- Request -
Restate the material word for word and leave out anything that is a picture.

- Data entries -
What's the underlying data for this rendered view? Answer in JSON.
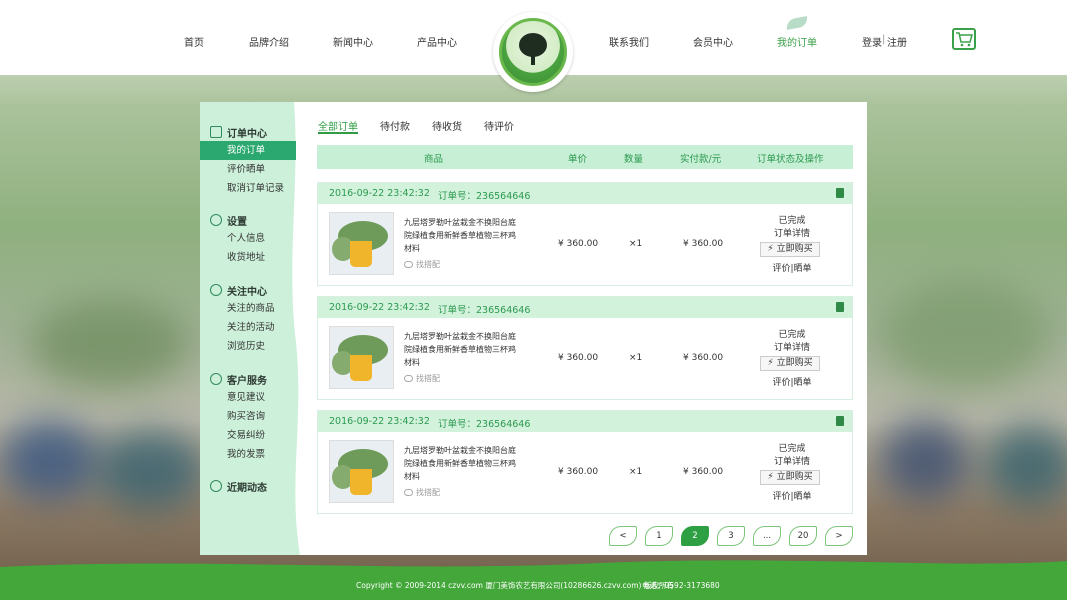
{
  "nav": {
    "left": [
      "首页",
      "品牌介绍",
      "新闻中心",
      "产品中心"
    ],
    "right": [
      "联系我们",
      "会员中心",
      "我的订单"
    ],
    "active": "我的订单",
    "login": "登录",
    "separator": "|",
    "register": "注册"
  },
  "sidebar": {
    "groups": [
      {
        "title": "订单中心",
        "icon": "clipboard-icon",
        "items": [
          "我的订单",
          "评价晒单",
          "取消订单记录"
        ]
      },
      {
        "title": "设置",
        "icon": "gear-icon",
        "items": [
          "个人信息",
          "收货地址"
        ]
      },
      {
        "title": "关注中心",
        "icon": "heart-icon",
        "items": [
          "关注的商品",
          "关注的活动",
          "浏览历史"
        ]
      },
      {
        "title": "客户服务",
        "icon": "headset-icon",
        "items": [
          "意见建议",
          "购买咨询",
          "交易纠纷",
          "我的发票"
        ]
      },
      {
        "title": "近期动态",
        "icon": "clock-icon",
        "items": []
      }
    ],
    "active_item": "我的订单"
  },
  "tabs": [
    "全部订单",
    "待付款",
    "待收货",
    "待评价"
  ],
  "table_headers": {
    "product": "商品",
    "unit_price": "单价",
    "quantity": "数量",
    "paid": "实付款/元",
    "status": "订单状态及操作"
  },
  "orders": [
    {
      "datetime": "2016-09-22 23:42:32",
      "order_no": "订单号：236564646",
      "product_name": "九层塔罗勒叶盆栽金不换阳台庭院绿植食用新鲜香草植物三杯鸡材料",
      "match_label": "找搭配",
      "price": "¥ 360.00",
      "qty": "×1",
      "paid": "¥ 360.00",
      "status": "已完成",
      "detail": "订单详情",
      "buy_again": "立即购买",
      "review": "评价|晒单"
    },
    {
      "datetime": "2016-09-22 23:42:32",
      "order_no": "订单号：236564646",
      "product_name": "九层塔罗勒叶盆栽金不换阳台庭院绿植食用新鲜香草植物三杯鸡材料",
      "match_label": "找搭配",
      "price": "¥ 360.00",
      "qty": "×1",
      "paid": "¥ 360.00",
      "status": "已完成",
      "detail": "订单详情",
      "buy_again": "立即购买",
      "review": "评价|晒单"
    },
    {
      "datetime": "2016-09-22 23:42:32",
      "order_no": "订单号：236564646",
      "product_name": "九层塔罗勒叶盆栽金不换阳台庭院绿植食用新鲜香草植物三杯鸡材料",
      "match_label": "找搭配",
      "price": "¥ 360.00",
      "qty": "×1",
      "paid": "¥ 360.00",
      "status": "已完成",
      "detail": "订单详情",
      "buy_again": "立即购买",
      "review": "评价|晒单"
    }
  ],
  "pager": {
    "prev": "<",
    "pages": [
      "1",
      "2",
      "3",
      "...",
      "20"
    ],
    "active": "2",
    "next": ">"
  },
  "footer": {
    "copyright": "Copyright © 2009-2014 czvv.com  厦门美饰农艺有限公司(10286626.czvv.com) 版权所有",
    "phone": "电话：0592-3173680"
  },
  "colors": {
    "brand_green": "#2ea043",
    "header_bg": "#c7efd6",
    "sidebar_active": "#2aa86f",
    "footer_bg": "#43a73a"
  }
}
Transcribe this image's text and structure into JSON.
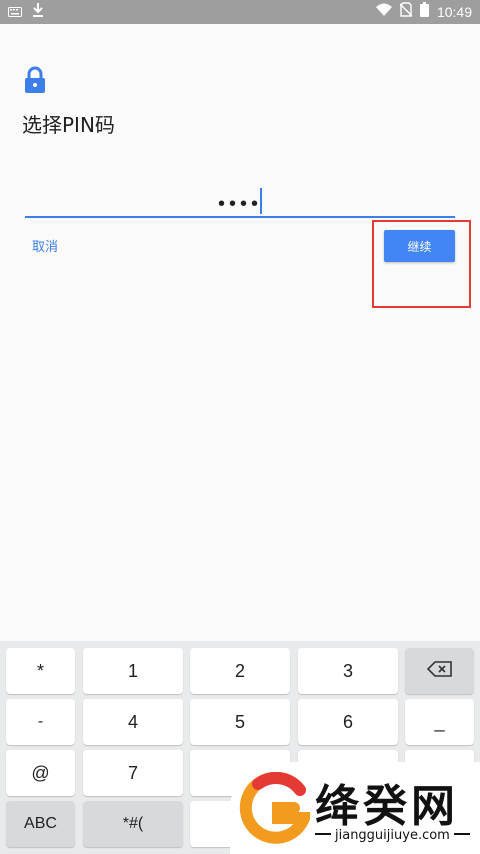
{
  "status_bar": {
    "time": "10:49",
    "icons": [
      "keyboard-icon",
      "download-icon",
      "wifi-icon",
      "no-sim-icon",
      "battery-icon"
    ]
  },
  "screen": {
    "lock_icon": "lock-icon",
    "title": "选择PIN码",
    "pin_value": "••••",
    "cancel_label": "取消",
    "continue_label": "继续",
    "accent_color": "#4285f4",
    "highlight_color": "#e53935"
  },
  "keyboard": {
    "rows": [
      [
        "*",
        "1",
        "2",
        "3",
        "backspace-icon"
      ],
      [
        "-",
        "4",
        "5",
        "6",
        "_"
      ],
      [
        "@",
        "7",
        "",
        "",
        ""
      ],
      [
        "ABC",
        "*#(",
        "",
        "",
        ""
      ]
    ],
    "keys": {
      "star": "*",
      "one": "1",
      "two": "2",
      "three": "3",
      "dash": "-",
      "four": "4",
      "five": "5",
      "six": "6",
      "underscore": "_",
      "at": "@",
      "seven": "7",
      "abc": "ABC",
      "symbols": "*#("
    }
  },
  "watermark": {
    "logo_icon": "g-logo-icon",
    "text": "绛癸网",
    "subtext": "jiangguijiuye.com"
  }
}
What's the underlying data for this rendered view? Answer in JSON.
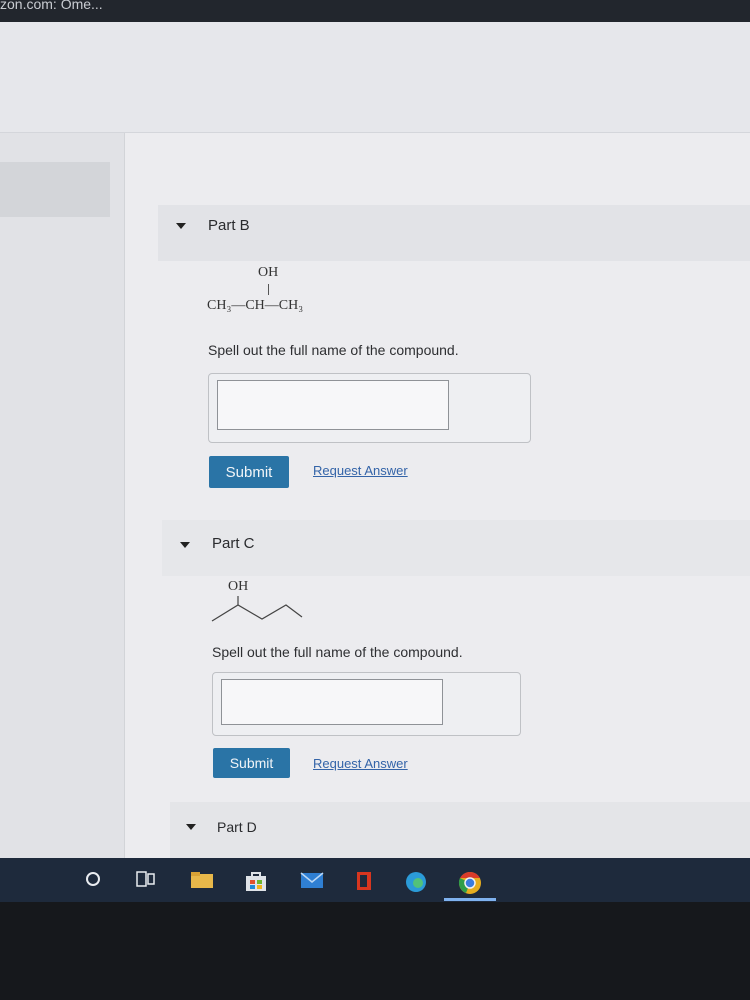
{
  "browser": {
    "tab_fragment": "zon.com: Ome..."
  },
  "parts": [
    {
      "title": "Part B",
      "formula": {
        "top": "OH",
        "main": "CH₃—CH—CH₃"
      },
      "prompt": "Spell out the full name of the compound.",
      "answer": "",
      "submit_label": "Submit",
      "request_label": "Request Answer"
    },
    {
      "title": "Part C",
      "formula": {
        "top": "OH"
      },
      "prompt": "Spell out the full name of the compound.",
      "answer": "",
      "submit_label": "Submit",
      "request_label": "Request Answer"
    },
    {
      "title": "Part D"
    }
  ],
  "colors": {
    "submit_bg": "#2a74a6",
    "link": "#3464a8",
    "taskbar": "#1e2a3c"
  },
  "taskbar": {
    "icons": [
      "cortana-icon",
      "task-view-icon",
      "file-explorer-icon",
      "store-icon",
      "mail-icon",
      "office-icon",
      "edge-icon",
      "chrome-icon"
    ]
  }
}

- Output for this exercise -
What's the underlying data for this rendered view? Answer in JSON.
{
  "nav": {
    "left": [
      "首页",
      "品牌介绍",
      "新闻中心",
      "产品中心"
    ],
    "right": [
      "联系我们",
      "会员中心",
      "我的订单"
    ],
    "active": "我的订单",
    "login": "登录",
    "separator": "|",
    "register": "注册"
  },
  "sidebar": {
    "groups": [
      {
        "title": "订单中心",
        "icon": "clipboard-icon",
        "items": [
          "我的订单",
          "评价晒单",
          "取消订单记录"
        ]
      },
      {
        "title": "设置",
        "icon": "gear-icon",
        "items": [
          "个人信息",
          "收货地址"
        ]
      },
      {
        "title": "关注中心",
        "icon": "heart-icon",
        "items": [
          "关注的商品",
          "关注的活动",
          "浏览历史"
        ]
      },
      {
        "title": "客户服务",
        "icon": "headset-icon",
        "items": [
          "意见建议",
          "购买咨询",
          "交易纠纷",
          "我的发票"
        ]
      },
      {
        "title": "近期动态",
        "icon": "clock-icon",
        "items": []
      }
    ],
    "active_item": "我的订单"
  },
  "tabs": [
    "全部订单",
    "待付款",
    "待收货",
    "待评价"
  ],
  "table_headers": {
    "product": "商品",
    "unit_price": "单价",
    "quantity": "数量",
    "paid": "实付款/元",
    "status": "订单状态及操作"
  },
  "orders": [
    {
      "datetime": "2016-09-22 23:42:32",
      "order_no": "订单号：236564646",
      "product_name": "九层塔罗勒叶盆栽金不换阳台庭院绿植食用新鲜香草植物三杯鸡材料",
      "match_label": "找搭配",
      "price": "¥ 360.00",
      "qty": "×1",
      "paid": "¥ 360.00",
      "status": "已完成",
      "detail": "订单详情",
      "buy_again": "立即购买",
      "review": "评价|晒单"
    },
    {
      "datetime": "2016-09-22 23:42:32",
      "order_no": "订单号：236564646",
      "product_name": "九层塔罗勒叶盆栽金不换阳台庭院绿植食用新鲜香草植物三杯鸡材料",
      "match_label": "找搭配",
      "price": "¥ 360.00",
      "qty": "×1",
      "paid": "¥ 360.00",
      "status": "已完成",
      "detail": "订单详情",
      "buy_again": "立即购买",
      "review": "评价|晒单"
    },
    {
      "datetime": "2016-09-22 23:42:32",
      "order_no": "订单号：236564646",
      "product_name": "九层塔罗勒叶盆栽金不换阳台庭院绿植食用新鲜香草植物三杯鸡材料",
      "match_label": "找搭配",
      "price": "¥ 360.00",
      "qty": "×1",
      "paid": "¥ 360.00",
      "status": "已完成",
      "detail": "订单详情",
      "buy_again": "立即购买",
      "review": "评价|晒单"
    }
  ],
  "pager": {
    "prev": "<",
    "pages": [
      "1",
      "2",
      "3",
      "...",
      "20"
    ],
    "active": "2",
    "next": ">"
  },
  "footer": {
    "copyright": "Copyright © 2009-2014 czvv.com  厦门美饰农艺有限公司(10286626.czvv.com) 版权所有",
    "phone": "电话：0592-3173680"
  },
  "colors": {
    "brand_green": "#2ea043",
    "header_bg": "#c7efd6",
    "sidebar_active": "#2aa86f",
    "footer_bg": "#43a73a"
  }
}
Transcribe this image's text and structure into JSON.
{
  "status_bar": {
    "time": "10:49",
    "icons": [
      "keyboard-icon",
      "download-icon",
      "wifi-icon",
      "no-sim-icon",
      "battery-icon"
    ]
  },
  "screen": {
    "lock_icon": "lock-icon",
    "title": "选择PIN码",
    "pin_value": "••••",
    "cancel_label": "取消",
    "continue_label": "继续",
    "accent_color": "#4285f4",
    "highlight_color": "#e53935"
  },
  "keyboard": {
    "rows": [
      [
        "*",
        "1",
        "2",
        "3",
        "backspace-icon"
      ],
      [
        "-",
        "4",
        "5",
        "6",
        "_"
      ],
      [
        "@",
        "7",
        "",
        "",
        ""
      ],
      [
        "ABC",
        "*#(",
        "",
        "",
        ""
      ]
    ],
    "keys": {
      "star": "*",
      "one": "1",
      "two": "2",
      "three": "3",
      "dash": "-",
      "four": "4",
      "five": "5",
      "six": "6",
      "underscore": "_",
      "at": "@",
      "seven": "7",
      "abc": "ABC",
      "symbols": "*#("
    }
  },
  "watermark": {
    "logo_icon": "g-logo-icon",
    "text": "绛癸网",
    "subtext": "jiangguijiuye.com"
  }
}
What's the underlying data for this rendered view? Answer in JSON.
{
  "browser": {
    "tab_fragment": "zon.com: Ome..."
  },
  "parts": [
    {
      "title": "Part B",
      "formula": {
        "top": "OH",
        "main": "CH₃—CH—CH₃"
      },
      "prompt": "Spell out the full name of the compound.",
      "answer": "",
      "submit_label": "Submit",
      "request_label": "Request Answer"
    },
    {
      "title": "Part C",
      "formula": {
        "top": "OH"
      },
      "prompt": "Spell out the full name of the compound.",
      "answer": "",
      "submit_label": "Submit",
      "request_label": "Request Answer"
    },
    {
      "title": "Part D"
    }
  ],
  "colors": {
    "submit_bg": "#2a74a6",
    "link": "#3464a8",
    "taskbar": "#1e2a3c"
  },
  "taskbar": {
    "icons": [
      "cortana-icon",
      "task-view-icon",
      "file-explorer-icon",
      "store-icon",
      "mail-icon",
      "office-icon",
      "edge-icon",
      "chrome-icon"
    ]
  }
}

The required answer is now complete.